- Your goal -
Copy out the lines below without changing anything, taking everything from the line containing "Patent image size: (574, 660)." down to the line containing "The chordal path D is at (204, 444).", both included, and nothing else.

Stored entries
[BEGIN]

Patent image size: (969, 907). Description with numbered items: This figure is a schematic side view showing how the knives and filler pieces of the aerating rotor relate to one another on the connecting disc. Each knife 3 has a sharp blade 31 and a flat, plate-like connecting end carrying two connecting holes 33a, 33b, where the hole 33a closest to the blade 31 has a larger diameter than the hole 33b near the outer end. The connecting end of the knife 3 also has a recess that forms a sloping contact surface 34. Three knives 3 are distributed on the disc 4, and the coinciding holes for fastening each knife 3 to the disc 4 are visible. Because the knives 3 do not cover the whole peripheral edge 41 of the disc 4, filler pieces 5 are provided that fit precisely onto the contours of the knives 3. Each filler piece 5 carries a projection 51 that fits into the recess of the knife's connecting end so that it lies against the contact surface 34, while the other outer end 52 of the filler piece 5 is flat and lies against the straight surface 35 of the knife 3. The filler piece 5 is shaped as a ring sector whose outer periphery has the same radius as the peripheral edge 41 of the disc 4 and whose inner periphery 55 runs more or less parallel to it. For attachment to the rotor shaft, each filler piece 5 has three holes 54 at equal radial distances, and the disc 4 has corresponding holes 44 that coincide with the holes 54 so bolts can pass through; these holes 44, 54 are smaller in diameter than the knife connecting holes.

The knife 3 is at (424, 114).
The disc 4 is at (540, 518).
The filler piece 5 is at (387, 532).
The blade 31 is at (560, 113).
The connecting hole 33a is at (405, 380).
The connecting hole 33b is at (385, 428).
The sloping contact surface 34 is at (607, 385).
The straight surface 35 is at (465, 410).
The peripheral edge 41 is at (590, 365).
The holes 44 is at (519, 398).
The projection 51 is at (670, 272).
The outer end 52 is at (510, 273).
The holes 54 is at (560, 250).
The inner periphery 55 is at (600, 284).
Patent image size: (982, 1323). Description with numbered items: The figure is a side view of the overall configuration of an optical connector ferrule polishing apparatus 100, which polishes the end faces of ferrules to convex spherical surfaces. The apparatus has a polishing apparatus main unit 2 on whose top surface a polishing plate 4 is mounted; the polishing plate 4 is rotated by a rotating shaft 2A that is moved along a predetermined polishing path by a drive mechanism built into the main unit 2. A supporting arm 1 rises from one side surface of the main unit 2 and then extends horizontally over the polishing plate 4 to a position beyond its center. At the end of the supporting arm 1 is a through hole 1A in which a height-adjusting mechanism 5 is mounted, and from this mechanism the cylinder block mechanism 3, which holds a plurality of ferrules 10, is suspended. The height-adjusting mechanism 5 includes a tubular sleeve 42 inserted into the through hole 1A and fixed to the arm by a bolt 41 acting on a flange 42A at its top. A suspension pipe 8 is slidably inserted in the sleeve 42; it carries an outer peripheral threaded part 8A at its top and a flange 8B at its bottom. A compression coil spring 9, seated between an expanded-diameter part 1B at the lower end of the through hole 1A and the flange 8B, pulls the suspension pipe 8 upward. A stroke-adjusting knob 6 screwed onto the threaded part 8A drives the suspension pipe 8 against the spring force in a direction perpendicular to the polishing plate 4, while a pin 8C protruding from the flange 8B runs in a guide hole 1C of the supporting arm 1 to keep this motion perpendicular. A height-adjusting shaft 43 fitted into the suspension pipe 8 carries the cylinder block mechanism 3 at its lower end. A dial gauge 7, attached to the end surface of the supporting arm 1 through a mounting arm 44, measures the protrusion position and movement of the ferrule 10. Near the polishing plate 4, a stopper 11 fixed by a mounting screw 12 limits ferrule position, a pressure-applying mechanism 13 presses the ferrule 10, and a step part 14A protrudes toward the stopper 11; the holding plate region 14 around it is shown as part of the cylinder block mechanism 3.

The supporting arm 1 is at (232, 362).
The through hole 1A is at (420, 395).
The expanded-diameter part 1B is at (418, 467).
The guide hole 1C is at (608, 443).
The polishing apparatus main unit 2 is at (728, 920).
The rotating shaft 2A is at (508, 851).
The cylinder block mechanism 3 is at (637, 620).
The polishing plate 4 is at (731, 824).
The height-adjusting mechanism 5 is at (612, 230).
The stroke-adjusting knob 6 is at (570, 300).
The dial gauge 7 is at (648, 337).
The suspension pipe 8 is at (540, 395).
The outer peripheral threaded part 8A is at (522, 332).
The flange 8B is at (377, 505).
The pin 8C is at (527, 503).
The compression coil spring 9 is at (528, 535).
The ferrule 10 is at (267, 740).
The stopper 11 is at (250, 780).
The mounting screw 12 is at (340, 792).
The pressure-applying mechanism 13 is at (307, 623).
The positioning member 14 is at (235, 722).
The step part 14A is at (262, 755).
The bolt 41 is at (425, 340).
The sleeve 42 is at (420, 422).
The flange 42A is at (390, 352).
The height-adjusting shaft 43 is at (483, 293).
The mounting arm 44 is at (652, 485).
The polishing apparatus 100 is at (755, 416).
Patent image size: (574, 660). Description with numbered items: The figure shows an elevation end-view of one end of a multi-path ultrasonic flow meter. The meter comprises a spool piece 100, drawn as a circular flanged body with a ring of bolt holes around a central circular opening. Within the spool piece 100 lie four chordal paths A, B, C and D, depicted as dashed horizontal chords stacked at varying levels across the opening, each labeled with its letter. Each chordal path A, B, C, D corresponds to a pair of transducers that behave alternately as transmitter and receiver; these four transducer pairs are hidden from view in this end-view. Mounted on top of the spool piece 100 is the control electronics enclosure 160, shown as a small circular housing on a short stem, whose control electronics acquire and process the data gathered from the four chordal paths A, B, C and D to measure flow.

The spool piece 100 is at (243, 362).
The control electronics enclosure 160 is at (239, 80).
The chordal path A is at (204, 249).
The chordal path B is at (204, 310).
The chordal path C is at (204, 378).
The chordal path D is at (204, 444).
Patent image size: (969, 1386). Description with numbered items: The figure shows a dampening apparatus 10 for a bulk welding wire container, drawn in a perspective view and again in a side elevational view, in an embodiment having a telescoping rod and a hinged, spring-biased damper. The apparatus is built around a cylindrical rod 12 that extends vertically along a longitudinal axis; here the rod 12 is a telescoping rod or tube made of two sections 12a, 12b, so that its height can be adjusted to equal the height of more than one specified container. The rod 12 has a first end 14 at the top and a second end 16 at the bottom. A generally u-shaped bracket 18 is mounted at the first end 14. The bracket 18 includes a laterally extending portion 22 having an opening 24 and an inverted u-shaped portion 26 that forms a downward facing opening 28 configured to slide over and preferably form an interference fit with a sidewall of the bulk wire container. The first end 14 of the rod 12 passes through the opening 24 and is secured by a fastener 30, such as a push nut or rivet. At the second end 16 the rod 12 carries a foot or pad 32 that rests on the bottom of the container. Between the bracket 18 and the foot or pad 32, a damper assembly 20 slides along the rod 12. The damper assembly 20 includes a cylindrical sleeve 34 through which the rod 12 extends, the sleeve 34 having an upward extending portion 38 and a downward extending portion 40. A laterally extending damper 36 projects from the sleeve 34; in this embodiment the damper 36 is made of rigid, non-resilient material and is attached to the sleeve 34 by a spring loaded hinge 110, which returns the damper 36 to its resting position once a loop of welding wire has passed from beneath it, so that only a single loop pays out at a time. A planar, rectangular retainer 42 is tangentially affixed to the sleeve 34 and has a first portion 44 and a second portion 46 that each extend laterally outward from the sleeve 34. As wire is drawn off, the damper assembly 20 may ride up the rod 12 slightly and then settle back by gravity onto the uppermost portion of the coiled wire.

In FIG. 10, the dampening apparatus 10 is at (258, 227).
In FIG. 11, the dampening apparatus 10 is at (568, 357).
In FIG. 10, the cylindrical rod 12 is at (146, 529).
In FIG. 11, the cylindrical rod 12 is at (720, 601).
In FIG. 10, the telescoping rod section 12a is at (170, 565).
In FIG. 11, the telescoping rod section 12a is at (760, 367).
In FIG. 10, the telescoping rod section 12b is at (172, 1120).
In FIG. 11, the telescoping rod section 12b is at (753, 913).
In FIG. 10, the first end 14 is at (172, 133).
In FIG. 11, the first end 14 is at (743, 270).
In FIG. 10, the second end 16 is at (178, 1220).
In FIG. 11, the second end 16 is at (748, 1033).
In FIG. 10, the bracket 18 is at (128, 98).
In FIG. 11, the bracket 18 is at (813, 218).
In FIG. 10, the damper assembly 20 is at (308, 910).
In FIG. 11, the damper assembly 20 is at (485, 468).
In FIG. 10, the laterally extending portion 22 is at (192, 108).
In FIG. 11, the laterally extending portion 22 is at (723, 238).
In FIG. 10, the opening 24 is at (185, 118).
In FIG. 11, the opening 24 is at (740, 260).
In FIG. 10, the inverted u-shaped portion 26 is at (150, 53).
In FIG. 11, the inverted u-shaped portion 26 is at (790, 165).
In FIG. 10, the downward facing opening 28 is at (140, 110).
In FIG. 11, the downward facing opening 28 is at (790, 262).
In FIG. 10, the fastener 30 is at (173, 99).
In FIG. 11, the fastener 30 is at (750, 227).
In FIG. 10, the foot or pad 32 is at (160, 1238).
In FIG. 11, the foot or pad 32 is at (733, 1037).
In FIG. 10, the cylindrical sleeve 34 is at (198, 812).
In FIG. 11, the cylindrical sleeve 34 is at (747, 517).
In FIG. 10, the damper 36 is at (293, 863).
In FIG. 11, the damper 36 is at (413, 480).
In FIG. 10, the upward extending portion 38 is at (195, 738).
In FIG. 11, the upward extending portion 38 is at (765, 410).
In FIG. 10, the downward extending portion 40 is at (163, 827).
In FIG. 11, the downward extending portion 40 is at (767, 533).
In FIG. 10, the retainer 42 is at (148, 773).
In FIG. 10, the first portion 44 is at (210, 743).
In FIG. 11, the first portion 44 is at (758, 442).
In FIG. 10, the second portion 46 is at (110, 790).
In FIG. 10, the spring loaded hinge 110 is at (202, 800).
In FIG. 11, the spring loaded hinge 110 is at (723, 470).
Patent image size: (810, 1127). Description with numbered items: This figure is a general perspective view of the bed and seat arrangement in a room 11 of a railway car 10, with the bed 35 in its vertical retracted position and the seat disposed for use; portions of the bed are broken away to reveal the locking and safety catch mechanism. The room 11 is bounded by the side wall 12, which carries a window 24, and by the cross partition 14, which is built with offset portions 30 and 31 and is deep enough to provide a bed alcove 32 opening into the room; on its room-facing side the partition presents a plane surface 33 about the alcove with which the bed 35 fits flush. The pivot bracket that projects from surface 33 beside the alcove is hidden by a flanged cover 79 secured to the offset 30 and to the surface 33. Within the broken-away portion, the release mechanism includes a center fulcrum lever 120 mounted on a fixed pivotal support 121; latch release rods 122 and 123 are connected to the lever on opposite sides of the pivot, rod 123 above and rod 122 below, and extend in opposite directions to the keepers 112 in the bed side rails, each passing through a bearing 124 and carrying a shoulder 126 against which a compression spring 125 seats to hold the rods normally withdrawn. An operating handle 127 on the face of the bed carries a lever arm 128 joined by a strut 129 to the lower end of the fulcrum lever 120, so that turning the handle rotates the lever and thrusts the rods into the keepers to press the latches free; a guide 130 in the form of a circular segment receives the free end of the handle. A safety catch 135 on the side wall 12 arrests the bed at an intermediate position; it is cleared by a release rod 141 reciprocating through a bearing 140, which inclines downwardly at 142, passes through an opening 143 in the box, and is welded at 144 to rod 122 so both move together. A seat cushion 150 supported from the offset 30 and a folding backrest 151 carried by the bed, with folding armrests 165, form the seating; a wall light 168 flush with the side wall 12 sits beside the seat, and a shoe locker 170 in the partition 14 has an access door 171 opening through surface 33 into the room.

[END]

- Final answer -
Patent image size: (574, 660). Description with numbered items: The figure shows an elevation end-view of one end of a multi-path ultrasonic flow meter. The meter comprises a spool piece 100, drawn as a circular flanged body with a ring of bolt holes around a central circular opening. Within the spool piece 100 lie four chordal paths A, B, C and D, depicted as dashed horizontal chords stacked at varying levels across the opening, each labeled with its letter. Each chordal path A, B, C, D corresponds to a pair of transducers that behave alternately as transmitter and receiver; these four transducer pairs are hidden from view in this end-view. Mounted on top of the spool piece 100 is the control electronics enclosure 160, shown as a small circular housing on a short stem, whose control electronics acquire and process the data gathered from the four chordal paths A, B, C and D to measure flow.

The spool piece 100 is at (243, 362).
The control electronics enclosure 160 is at (239, 80).
The chordal path A is at (204, 249).
The chordal path B is at (204, 310).
The chordal path C is at (204, 378).
The chordal path D is at (204, 444).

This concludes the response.